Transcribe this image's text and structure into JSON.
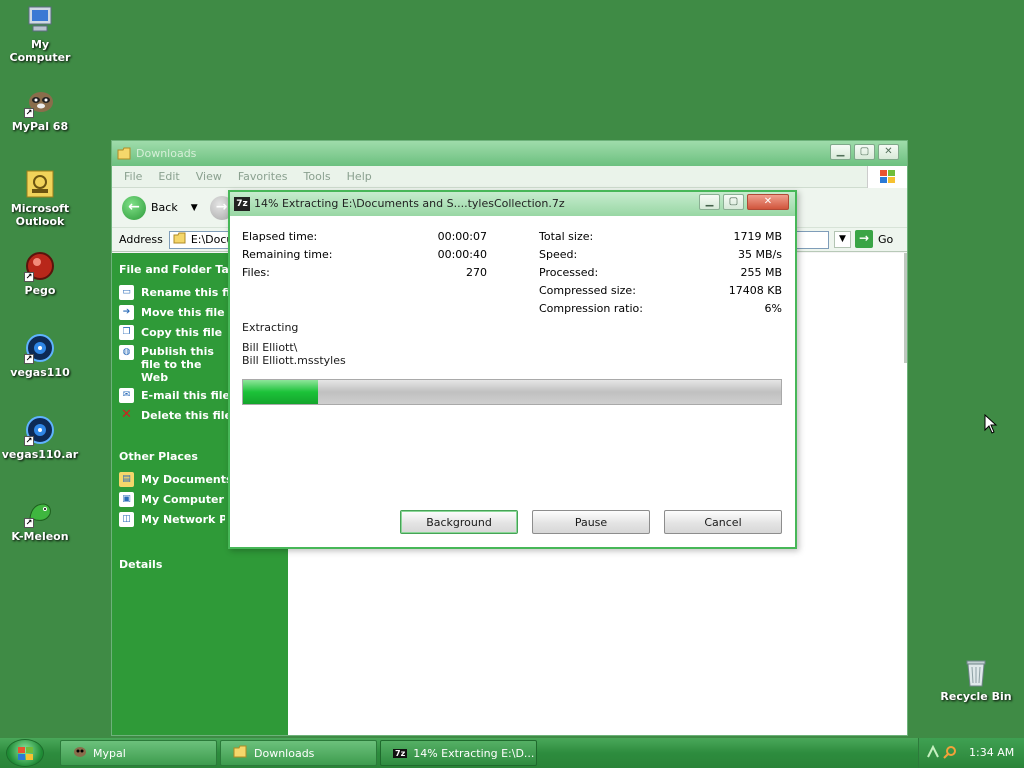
{
  "desktop": {
    "icons": [
      {
        "label": "My Computer",
        "icon": "computer-icon"
      },
      {
        "label": "MyPal 68",
        "icon": "mypal-icon"
      },
      {
        "label": "Microsoft Outlook",
        "icon": "outlook-icon"
      },
      {
        "label": "Pego",
        "icon": "pego-icon"
      },
      {
        "label": "vegas110",
        "icon": "vegas-icon"
      },
      {
        "label": "vegas110.ar",
        "icon": "vegas-icon"
      },
      {
        "label": "K-Meleon",
        "icon": "kmeleon-icon"
      },
      {
        "label": "Recycle Bin",
        "icon": "recycle-bin-icon"
      }
    ]
  },
  "explorer": {
    "title": "Downloads",
    "menu": [
      "File",
      "Edit",
      "View",
      "Favorites",
      "Tools",
      "Help"
    ],
    "back_label": "Back",
    "address_label": "Address",
    "address_value": "E:\\Docu",
    "go_label": "Go",
    "tasks": {
      "heading": "File and Folder Tasks",
      "items": [
        {
          "label": "Rename this file",
          "icon": "rename-icon"
        },
        {
          "label": "Move this file",
          "icon": "move-icon"
        },
        {
          "label": "Copy this file",
          "icon": "copy-icon"
        },
        {
          "label": "Publish this file to the Web",
          "icon": "publish-icon"
        },
        {
          "label": "E-mail this file",
          "icon": "email-icon"
        },
        {
          "label": "Delete this file",
          "icon": "delete-icon"
        }
      ]
    },
    "other_places": {
      "heading": "Other Places",
      "items": [
        {
          "label": "My Documents",
          "icon": "documents-icon"
        },
        {
          "label": "My Computer",
          "icon": "computer-icon"
        },
        {
          "label": "My Network Places",
          "icon": "network-icon"
        }
      ]
    },
    "details_heading": "Details"
  },
  "dialog": {
    "title": "14% Extracting E:\\Documents and S....tylesCollection.7z",
    "icon_text": "7z",
    "left_stats": [
      {
        "label": "Elapsed time:",
        "value": "00:00:07"
      },
      {
        "label": "Remaining time:",
        "value": "00:00:40"
      },
      {
        "label": "Files:",
        "value": "270"
      }
    ],
    "right_stats": [
      {
        "label": "Total size:",
        "value": "1719 MB"
      },
      {
        "label": "Speed:",
        "value": "35 MB/s"
      },
      {
        "label": "Processed:",
        "value": "255 MB"
      },
      {
        "label": "Compressed size:",
        "value": "17408 KB"
      },
      {
        "label": "Compression ratio:",
        "value": "6%"
      }
    ],
    "status": "Extracting",
    "path_line1": "Bill Elliott\\",
    "path_line2": "Bill Elliott.msstyles",
    "progress": 0.14,
    "buttons": {
      "background": "Background",
      "pause": "Pause",
      "cancel": "Cancel"
    }
  },
  "taskbar": {
    "items": [
      {
        "label": "Mypal",
        "icon": "mypal-icon"
      },
      {
        "label": "Downloads",
        "icon": "folder-icon"
      },
      {
        "label": "14% Extracting E:\\D...",
        "icon": "7z-icon"
      }
    ],
    "clock": "1:34 AM"
  },
  "colors": {
    "desktop": "#3f8b45",
    "task_pane": "#2f9a38",
    "progress": "#1cc239",
    "dialog_border": "#47b758"
  }
}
════════════════════
TASK DETAILS:
With the pictures omitted, reproduce the records in full and exactly.

RESPONSE TO THIS TASK:
Transcribe this image's text and structure into JSON.
{
  "desktop": {
    "icons": [
      {
        "label": "My Computer",
        "icon": "computer-icon"
      },
      {
        "label": "MyPal 68",
        "icon": "mypal-icon"
      },
      {
        "label": "Microsoft Outlook",
        "icon": "outlook-icon"
      },
      {
        "label": "Pego",
        "icon": "pego-icon"
      },
      {
        "label": "vegas110",
        "icon": "vegas-icon"
      },
      {
        "label": "vegas110.ar",
        "icon": "vegas-icon"
      },
      {
        "label": "K-Meleon",
        "icon": "kmeleon-icon"
      },
      {
        "label": "Recycle Bin",
        "icon": "recycle-bin-icon"
      }
    ]
  },
  "explorer": {
    "title": "Downloads",
    "menu": [
      "File",
      "Edit",
      "View",
      "Favorites",
      "Tools",
      "Help"
    ],
    "back_label": "Back",
    "address_label": "Address",
    "address_value": "E:\\Docu",
    "go_label": "Go",
    "tasks": {
      "heading": "File and Folder Tasks",
      "items": [
        {
          "label": "Rename this file",
          "icon": "rename-icon"
        },
        {
          "label": "Move this file",
          "icon": "move-icon"
        },
        {
          "label": "Copy this file",
          "icon": "copy-icon"
        },
        {
          "label": "Publish this file to the Web",
          "icon": "publish-icon"
        },
        {
          "label": "E-mail this file",
          "icon": "email-icon"
        },
        {
          "label": "Delete this file",
          "icon": "delete-icon"
        }
      ]
    },
    "other_places": {
      "heading": "Other Places",
      "items": [
        {
          "label": "My Documents",
          "icon": "documents-icon"
        },
        {
          "label": "My Computer",
          "icon": "computer-icon"
        },
        {
          "label": "My Network Places",
          "icon": "network-icon"
        }
      ]
    },
    "details_heading": "Details"
  },
  "dialog": {
    "title": "14% Extracting E:\\Documents and S....tylesCollection.7z",
    "icon_text": "7z",
    "left_stats": [
      {
        "label": "Elapsed time:",
        "value": "00:00:07"
      },
      {
        "label": "Remaining time:",
        "value": "00:00:40"
      },
      {
        "label": "Files:",
        "value": "270"
      }
    ],
    "right_stats": [
      {
        "label": "Total size:",
        "value": "1719 MB"
      },
      {
        "label": "Speed:",
        "value": "35 MB/s"
      },
      {
        "label": "Processed:",
        "value": "255 MB"
      },
      {
        "label": "Compressed size:",
        "value": "17408 KB"
      },
      {
        "label": "Compression ratio:",
        "value": "6%"
      }
    ],
    "status": "Extracting",
    "path_line1": "Bill Elliott\\",
    "path_line2": "Bill Elliott.msstyles",
    "progress": 0.14,
    "buttons": {
      "background": "Background",
      "pause": "Pause",
      "cancel": "Cancel"
    }
  },
  "taskbar": {
    "items": [
      {
        "label": "Mypal",
        "icon": "mypal-icon"
      },
      {
        "label": "Downloads",
        "icon": "folder-icon"
      },
      {
        "label": "14% Extracting E:\\D...",
        "icon": "7z-icon"
      }
    ],
    "clock": "1:34 AM"
  },
  "colors": {
    "desktop": "#3f8b45",
    "task_pane": "#2f9a38",
    "progress": "#1cc239",
    "dialog_border": "#47b758"
  }
}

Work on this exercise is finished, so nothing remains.